SHORT PROBLEM ▸ Write out the data below in full. Keep it exact.

TASK DATA ▸
begin
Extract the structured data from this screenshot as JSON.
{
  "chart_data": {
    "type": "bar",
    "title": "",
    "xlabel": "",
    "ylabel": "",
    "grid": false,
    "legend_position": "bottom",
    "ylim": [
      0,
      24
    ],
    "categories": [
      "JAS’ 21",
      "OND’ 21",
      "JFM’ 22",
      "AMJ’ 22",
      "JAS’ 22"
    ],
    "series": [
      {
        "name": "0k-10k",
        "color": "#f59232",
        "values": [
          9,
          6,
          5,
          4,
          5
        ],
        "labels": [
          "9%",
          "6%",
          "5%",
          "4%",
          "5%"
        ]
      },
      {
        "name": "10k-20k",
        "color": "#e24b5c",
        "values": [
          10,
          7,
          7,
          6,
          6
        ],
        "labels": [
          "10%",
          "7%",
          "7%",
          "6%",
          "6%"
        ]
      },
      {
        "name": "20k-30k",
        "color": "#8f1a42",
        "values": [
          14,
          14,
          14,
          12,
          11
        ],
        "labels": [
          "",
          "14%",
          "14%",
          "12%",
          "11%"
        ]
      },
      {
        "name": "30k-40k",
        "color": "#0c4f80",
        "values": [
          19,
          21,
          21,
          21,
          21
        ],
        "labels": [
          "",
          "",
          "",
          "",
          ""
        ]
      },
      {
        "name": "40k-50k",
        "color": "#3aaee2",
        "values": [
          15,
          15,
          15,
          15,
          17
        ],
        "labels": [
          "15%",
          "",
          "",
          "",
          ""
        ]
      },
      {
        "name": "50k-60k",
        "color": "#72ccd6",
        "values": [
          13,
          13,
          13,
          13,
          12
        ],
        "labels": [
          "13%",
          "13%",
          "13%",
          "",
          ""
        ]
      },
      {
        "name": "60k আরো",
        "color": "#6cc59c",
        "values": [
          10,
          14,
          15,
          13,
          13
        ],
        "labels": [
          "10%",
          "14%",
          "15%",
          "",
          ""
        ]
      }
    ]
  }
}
end
SOLUTION TO THE PROBLEM ▸
Extract the structured data from this screenshot as JSON.
{
  "chart_data": {
    "type": "bar",
    "title": "",
    "xlabel": "",
    "ylabel": "",
    "grid": false,
    "legend_position": "bottom",
    "ylim": [
      0,
      24
    ],
    "categories": [
      "JAS’ 21",
      "OND’ 21",
      "JFM’ 22",
      "AMJ’ 22",
      "JAS’ 22"
    ],
    "series": [
      {
        "name": "0k-10k",
        "color": "#f59232",
        "values": [
          9,
          6,
          5,
          4,
          5
        ],
        "labels": [
          "9%",
          "6%",
          "5%",
          "4%",
          "5%"
        ]
      },
      {
        "name": "10k-20k",
        "color": "#e24b5c",
        "values": [
          10,
          7,
          7,
          6,
          6
        ],
        "labels": [
          "10%",
          "7%",
          "7%",
          "6%",
          "6%"
        ]
      },
      {
        "name": "20k-30k",
        "color": "#8f1a42",
        "values": [
          14,
          14,
          14,
          12,
          11
        ],
        "labels": [
          "",
          "14%",
          "14%",
          "12%",
          "11%"
        ]
      },
      {
        "name": "30k-40k",
        "color": "#0c4f80",
        "values": [
          19,
          21,
          21,
          21,
          21
        ],
        "labels": [
          "",
          "",
          "",
          "",
          ""
        ]
      },
      {
        "name": "40k-50k",
        "color": "#3aaee2",
        "values": [
          15,
          15,
          15,
          15,
          17
        ],
        "labels": [
          "15%",
          "",
          "",
          "",
          ""
        ]
      },
      {
        "name": "50k-60k",
        "color": "#72ccd6",
        "values": [
          13,
          13,
          13,
          13,
          12
        ],
        "labels": [
          "13%",
          "13%",
          "13%",
          "",
          ""
        ]
      },
      {
        "name": "60k আরো",
        "color": "#6cc59c",
        "values": [
          10,
          14,
          15,
          13,
          13
        ],
        "labels": [
          "10%",
          "14%",
          "15%",
          "",
          ""
        ]
      }
    ]
  }
}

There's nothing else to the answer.